Copy out all of the material exactly as presented.

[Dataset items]
START
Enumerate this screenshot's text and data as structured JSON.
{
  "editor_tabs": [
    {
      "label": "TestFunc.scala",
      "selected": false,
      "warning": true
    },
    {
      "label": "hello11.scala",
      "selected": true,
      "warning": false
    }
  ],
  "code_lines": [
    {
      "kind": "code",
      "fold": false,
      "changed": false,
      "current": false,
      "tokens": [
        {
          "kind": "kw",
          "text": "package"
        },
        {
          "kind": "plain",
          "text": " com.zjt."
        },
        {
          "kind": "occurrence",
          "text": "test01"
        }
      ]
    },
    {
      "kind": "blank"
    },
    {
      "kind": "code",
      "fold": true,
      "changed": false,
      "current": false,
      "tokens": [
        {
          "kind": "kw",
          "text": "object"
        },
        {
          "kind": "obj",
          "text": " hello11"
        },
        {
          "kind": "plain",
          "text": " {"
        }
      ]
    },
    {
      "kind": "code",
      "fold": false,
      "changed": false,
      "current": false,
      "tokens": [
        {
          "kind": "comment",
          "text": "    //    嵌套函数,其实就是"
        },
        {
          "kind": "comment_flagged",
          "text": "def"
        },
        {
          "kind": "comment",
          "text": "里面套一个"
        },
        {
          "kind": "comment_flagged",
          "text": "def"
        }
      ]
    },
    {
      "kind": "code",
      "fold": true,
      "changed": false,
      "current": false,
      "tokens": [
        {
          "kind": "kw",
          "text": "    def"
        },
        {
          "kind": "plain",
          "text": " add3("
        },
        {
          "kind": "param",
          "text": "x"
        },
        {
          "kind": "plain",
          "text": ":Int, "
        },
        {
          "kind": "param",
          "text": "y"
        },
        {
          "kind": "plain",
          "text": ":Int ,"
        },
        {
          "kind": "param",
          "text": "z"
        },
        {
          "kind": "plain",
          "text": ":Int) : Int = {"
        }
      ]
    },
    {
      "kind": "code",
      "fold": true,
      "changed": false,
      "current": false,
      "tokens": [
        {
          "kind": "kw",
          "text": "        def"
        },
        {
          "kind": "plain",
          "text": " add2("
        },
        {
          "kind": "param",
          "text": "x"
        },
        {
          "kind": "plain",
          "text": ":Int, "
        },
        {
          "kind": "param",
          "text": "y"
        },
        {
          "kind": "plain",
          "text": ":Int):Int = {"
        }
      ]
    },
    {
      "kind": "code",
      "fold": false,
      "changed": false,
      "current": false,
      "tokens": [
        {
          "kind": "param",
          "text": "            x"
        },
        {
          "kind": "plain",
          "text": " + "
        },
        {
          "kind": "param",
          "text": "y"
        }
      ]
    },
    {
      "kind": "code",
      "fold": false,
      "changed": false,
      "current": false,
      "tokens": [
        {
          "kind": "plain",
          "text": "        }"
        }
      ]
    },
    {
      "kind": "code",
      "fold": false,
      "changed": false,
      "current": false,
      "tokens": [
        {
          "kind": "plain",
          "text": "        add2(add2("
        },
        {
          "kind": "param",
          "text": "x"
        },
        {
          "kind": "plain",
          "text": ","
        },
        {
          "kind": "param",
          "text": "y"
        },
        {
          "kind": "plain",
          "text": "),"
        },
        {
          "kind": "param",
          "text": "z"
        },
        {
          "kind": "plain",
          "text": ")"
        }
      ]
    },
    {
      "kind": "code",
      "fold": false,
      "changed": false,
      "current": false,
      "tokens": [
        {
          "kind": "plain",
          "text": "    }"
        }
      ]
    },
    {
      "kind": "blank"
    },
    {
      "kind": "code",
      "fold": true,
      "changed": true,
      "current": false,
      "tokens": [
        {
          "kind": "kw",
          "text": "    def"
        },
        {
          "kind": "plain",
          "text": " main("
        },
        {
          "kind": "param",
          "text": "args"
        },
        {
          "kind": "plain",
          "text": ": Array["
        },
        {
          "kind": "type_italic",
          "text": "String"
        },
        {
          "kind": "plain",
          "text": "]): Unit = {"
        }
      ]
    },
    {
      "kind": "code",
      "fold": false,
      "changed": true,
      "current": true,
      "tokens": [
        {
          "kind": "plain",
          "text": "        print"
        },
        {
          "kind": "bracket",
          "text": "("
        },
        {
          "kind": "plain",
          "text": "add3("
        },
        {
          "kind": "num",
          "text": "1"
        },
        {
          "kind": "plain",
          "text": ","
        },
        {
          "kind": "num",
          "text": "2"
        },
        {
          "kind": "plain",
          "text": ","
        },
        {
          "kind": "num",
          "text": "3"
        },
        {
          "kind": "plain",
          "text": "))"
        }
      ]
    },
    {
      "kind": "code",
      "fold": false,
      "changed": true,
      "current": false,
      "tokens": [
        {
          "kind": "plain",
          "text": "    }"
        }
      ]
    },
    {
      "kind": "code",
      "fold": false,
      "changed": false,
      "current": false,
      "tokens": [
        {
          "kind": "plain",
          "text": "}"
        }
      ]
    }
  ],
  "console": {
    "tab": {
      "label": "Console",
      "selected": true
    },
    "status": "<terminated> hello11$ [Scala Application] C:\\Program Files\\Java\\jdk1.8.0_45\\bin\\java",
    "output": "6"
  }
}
END
■ **Problem solution**
Enumerate this screenshot's text and data as structured JSON.
{
  "editor_tabs": [
    {
      "label": "TestFunc.scala",
      "selected": false,
      "warning": true
    },
    {
      "label": "hello11.scala",
      "selected": true,
      "warning": false
    }
  ],
  "code_lines": [
    {
      "kind": "code",
      "fold": false,
      "changed": false,
      "current": false,
      "tokens": [
        {
          "kind": "kw",
          "text": "package"
        },
        {
          "kind": "plain",
          "text": " com.zjt."
        },
        {
          "kind": "occurrence",
          "text": "test01"
        }
      ]
    },
    {
      "kind": "blank"
    },
    {
      "kind": "code",
      "fold": true,
      "changed": false,
      "current": false,
      "tokens": [
        {
          "kind": "kw",
          "text": "object"
        },
        {
          "kind": "obj",
          "text": " hello11"
        },
        {
          "kind": "plain",
          "text": " {"
        }
      ]
    },
    {
      "kind": "code",
      "fold": false,
      "changed": false,
      "current": false,
      "tokens": [
        {
          "kind": "comment",
          "text": "    //    嵌套函数,其实就是"
        },
        {
          "kind": "comment_flagged",
          "text": "def"
        },
        {
          "kind": "comment",
          "text": "里面套一个"
        },
        {
          "kind": "comment_flagged",
          "text": "def"
        }
      ]
    },
    {
      "kind": "code",
      "fold": true,
      "changed": false,
      "current": false,
      "tokens": [
        {
          "kind": "kw",
          "text": "    def"
        },
        {
          "kind": "plain",
          "text": " add3("
        },
        {
          "kind": "param",
          "text": "x"
        },
        {
          "kind": "plain",
          "text": ":Int, "
        },
        {
          "kind": "param",
          "text": "y"
        },
        {
          "kind": "plain",
          "text": ":Int ,"
        },
        {
          "kind": "param",
          "text": "z"
        },
        {
          "kind": "plain",
          "text": ":Int) : Int = {"
        }
      ]
    },
    {
      "kind": "code",
      "fold": true,
      "changed": false,
      "current": false,
      "tokens": [
        {
          "kind": "kw",
          "text": "        def"
        },
        {
          "kind": "plain",
          "text": " add2("
        },
        {
          "kind": "param",
          "text": "x"
        },
        {
          "kind": "plain",
          "text": ":Int, "
        },
        {
          "kind": "param",
          "text": "y"
        },
        {
          "kind": "plain",
          "text": ":Int):Int = {"
        }
      ]
    },
    {
      "kind": "code",
      "fold": false,
      "changed": false,
      "current": false,
      "tokens": [
        {
          "kind": "param",
          "text": "            x"
        },
        {
          "kind": "plain",
          "text": " + "
        },
        {
          "kind": "param",
          "text": "y"
        }
      ]
    },
    {
      "kind": "code",
      "fold": false,
      "changed": false,
      "current": false,
      "tokens": [
        {
          "kind": "plain",
          "text": "        }"
        }
      ]
    },
    {
      "kind": "code",
      "fold": false,
      "changed": false,
      "current": false,
      "tokens": [
        {
          "kind": "plain",
          "text": "        add2(add2("
        },
        {
          "kind": "param",
          "text": "x"
        },
        {
          "kind": "plain",
          "text": ","
        },
        {
          "kind": "param",
          "text": "y"
        },
        {
          "kind": "plain",
          "text": "),"
        },
        {
          "kind": "param",
          "text": "z"
        },
        {
          "kind": "plain",
          "text": ")"
        }
      ]
    },
    {
      "kind": "code",
      "fold": false,
      "changed": false,
      "current": false,
      "tokens": [
        {
          "kind": "plain",
          "text": "    }"
        }
      ]
    },
    {
      "kind": "blank"
    },
    {
      "kind": "code",
      "fold": true,
      "changed": true,
      "current": false,
      "tokens": [
        {
          "kind": "kw",
          "text": "    def"
        },
        {
          "kind": "plain",
          "text": " main("
        },
        {
          "kind": "param",
          "text": "args"
        },
        {
          "kind": "plain",
          "text": ": Array["
        },
        {
          "kind": "type_italic",
          "text": "String"
        },
        {
          "kind": "plain",
          "text": "]): Unit = {"
        }
      ]
    },
    {
      "kind": "code",
      "fold": false,
      "changed": true,
      "current": true,
      "tokens": [
        {
          "kind": "plain",
          "text": "        print"
        },
        {
          "kind": "bracket",
          "text": "("
        },
        {
          "kind": "plain",
          "text": "add3("
        },
        {
          "kind": "num",
          "text": "1"
        },
        {
          "kind": "plain",
          "text": ","
        },
        {
          "kind": "num",
          "text": "2"
        },
        {
          "kind": "plain",
          "text": ","
        },
        {
          "kind": "num",
          "text": "3"
        },
        {
          "kind": "plain",
          "text": "))"
        }
      ]
    },
    {
      "kind": "code",
      "fold": false,
      "changed": true,
      "current": false,
      "tokens": [
        {
          "kind": "plain",
          "text": "    }"
        }
      ]
    },
    {
      "kind": "code",
      "fold": false,
      "changed": false,
      "current": false,
      "tokens": [
        {
          "kind": "plain",
          "text": "}"
        }
      ]
    }
  ],
  "console": {
    "tab": {
      "label": "Console",
      "selected": true
    },
    "status": "<terminated> hello11$ [Scala Application] C:\\Program Files\\Java\\jdk1.8.0_45\\bin\\java",
    "output": "6"
  }
}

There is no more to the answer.